** begin **
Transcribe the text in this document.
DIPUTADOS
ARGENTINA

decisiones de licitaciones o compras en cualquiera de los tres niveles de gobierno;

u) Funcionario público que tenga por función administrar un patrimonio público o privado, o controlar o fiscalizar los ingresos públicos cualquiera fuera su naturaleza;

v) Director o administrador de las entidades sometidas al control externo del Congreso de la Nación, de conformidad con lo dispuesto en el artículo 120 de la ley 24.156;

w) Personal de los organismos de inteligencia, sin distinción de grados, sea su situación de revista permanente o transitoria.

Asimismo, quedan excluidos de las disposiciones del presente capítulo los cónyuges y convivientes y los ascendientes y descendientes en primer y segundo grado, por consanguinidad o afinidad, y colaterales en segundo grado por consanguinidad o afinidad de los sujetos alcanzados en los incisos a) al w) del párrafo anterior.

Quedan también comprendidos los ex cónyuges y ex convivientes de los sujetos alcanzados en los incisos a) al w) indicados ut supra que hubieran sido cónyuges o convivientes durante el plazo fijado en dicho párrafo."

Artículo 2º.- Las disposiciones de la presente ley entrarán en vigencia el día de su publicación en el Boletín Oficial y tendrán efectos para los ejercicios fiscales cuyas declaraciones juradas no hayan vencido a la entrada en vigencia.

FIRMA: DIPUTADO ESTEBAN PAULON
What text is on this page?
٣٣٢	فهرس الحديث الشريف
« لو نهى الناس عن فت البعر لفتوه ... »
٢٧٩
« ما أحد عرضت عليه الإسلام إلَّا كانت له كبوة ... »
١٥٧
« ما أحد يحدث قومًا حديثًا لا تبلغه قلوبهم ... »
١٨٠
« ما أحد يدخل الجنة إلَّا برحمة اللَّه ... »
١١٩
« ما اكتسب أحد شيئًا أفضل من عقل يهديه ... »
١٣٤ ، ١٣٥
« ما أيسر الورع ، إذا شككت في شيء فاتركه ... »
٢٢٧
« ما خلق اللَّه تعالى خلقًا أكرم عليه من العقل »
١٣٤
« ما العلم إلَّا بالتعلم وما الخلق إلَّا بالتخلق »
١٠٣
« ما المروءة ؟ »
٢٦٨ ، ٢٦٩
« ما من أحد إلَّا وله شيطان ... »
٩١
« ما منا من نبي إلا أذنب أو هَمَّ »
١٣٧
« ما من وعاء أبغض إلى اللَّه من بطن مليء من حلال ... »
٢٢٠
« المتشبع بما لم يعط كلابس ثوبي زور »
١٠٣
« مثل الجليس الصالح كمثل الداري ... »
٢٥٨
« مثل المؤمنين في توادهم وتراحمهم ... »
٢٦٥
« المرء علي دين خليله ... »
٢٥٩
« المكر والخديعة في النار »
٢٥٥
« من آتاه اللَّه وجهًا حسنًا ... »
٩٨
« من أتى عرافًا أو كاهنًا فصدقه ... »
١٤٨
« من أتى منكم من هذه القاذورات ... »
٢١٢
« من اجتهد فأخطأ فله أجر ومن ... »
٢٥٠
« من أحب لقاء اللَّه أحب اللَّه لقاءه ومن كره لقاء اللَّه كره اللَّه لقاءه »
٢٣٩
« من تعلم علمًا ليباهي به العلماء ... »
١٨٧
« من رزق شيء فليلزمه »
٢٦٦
** end **
-- TASK GOAL --
Transcribe the records above exactly as they appear.

-- RESPONSE BELOW --
Transcribe the text in this document.
DIPUTADOS
ARGENTINA

decisiones de licitaciones o compras en cualquiera de los tres niveles de gobierno;

u) Funcionario público que tenga por función administrar un patrimonio público o privado, o controlar o fiscalizar los ingresos públicos cualquiera fuera su naturaleza;

v) Director o administrador de las entidades sometidas al control externo del Congreso de la Nación, de conformidad con lo dispuesto en el artículo 120 de la ley 24.156;

w) Personal de los organismos de inteligencia, sin distinción de grados, sea su situación de revista permanente o transitoria.

Asimismo, quedan excluidos de las disposiciones del presente capítulo los cónyuges y convivientes y los ascendientes y descendientes en primer y segundo grado, por consanguinidad o afinidad, y colaterales en segundo grado por consanguinidad o afinidad de los sujetos alcanzados en los incisos a) al w) del párrafo anterior.

Quedan también comprendidos los ex cónyuges y ex convivientes de los sujetos alcanzados en los incisos a) al w) indicados ut supra que hubieran sido cónyuges o convivientes durante el plazo fijado en dicho párrafo."

Artículo 2º.- Las disposiciones de la presente ley entrarán en vigencia el día de su publicación en el Boletín Oficial y tendrán efectos para los ejercicios fiscales cuyas declaraciones juradas no hayan vencido a la entrada en vigencia.

FIRMA: DIPUTADO ESTEBAN PAULON
What text is on this page?
٣٣٢	فهرس الحديث الشريف
« لو نهى الناس عن فت البعر لفتوه ... »
٢٧٩
« ما أحد عرضت عليه الإسلام إلَّا كانت له كبوة ... »
١٥٧
« ما أحد يحدث قومًا حديثًا لا تبلغه قلوبهم ... »
١٨٠
« ما أحد يدخل الجنة إلَّا برحمة اللَّه ... »
١١٩
« ما اكتسب أحد شيئًا أفضل من عقل يهديه ... »
١٣٤ ، ١٣٥
« ما أيسر الورع ، إذا شككت في شيء فاتركه ... »
٢٢٧
« ما خلق اللَّه تعالى خلقًا أكرم عليه من العقل »
١٣٤
« ما العلم إلَّا بالتعلم وما الخلق إلَّا بالتخلق »
١٠٣
« ما المروءة ؟ »
٢٦٨ ، ٢٦٩
« ما من أحد إلَّا وله شيطان ... »
٩١
« ما منا من نبي إلا أذنب أو هَمَّ »
١٣٧
« ما من وعاء أبغض إلى اللَّه من بطن مليء من حلال ... »
٢٢٠
« المتشبع بما لم يعط كلابس ثوبي زور »
١٠٣
« مثل الجليس الصالح كمثل الداري ... »
٢٥٨
« مثل المؤمنين في توادهم وتراحمهم ... »
٢٦٥
« المرء علي دين خليله ... »
٢٥٩
« المكر والخديعة في النار »
٢٥٥
« من آتاه اللَّه وجهًا حسنًا ... »
٩٨
« من أتى عرافًا أو كاهنًا فصدقه ... »
١٤٨
« من أتى منكم من هذه القاذورات ... »
٢١٢
« من اجتهد فأخطأ فله أجر ومن ... »
٢٥٠
« من أحب لقاء اللَّه أحب اللَّه لقاءه ومن كره لقاء اللَّه كره اللَّه لقاءه »
٢٣٩
« من تعلم علمًا ليباهي به العلماء ... »
١٨٧
« من رزق شيء فليلزمه »
٢٦٦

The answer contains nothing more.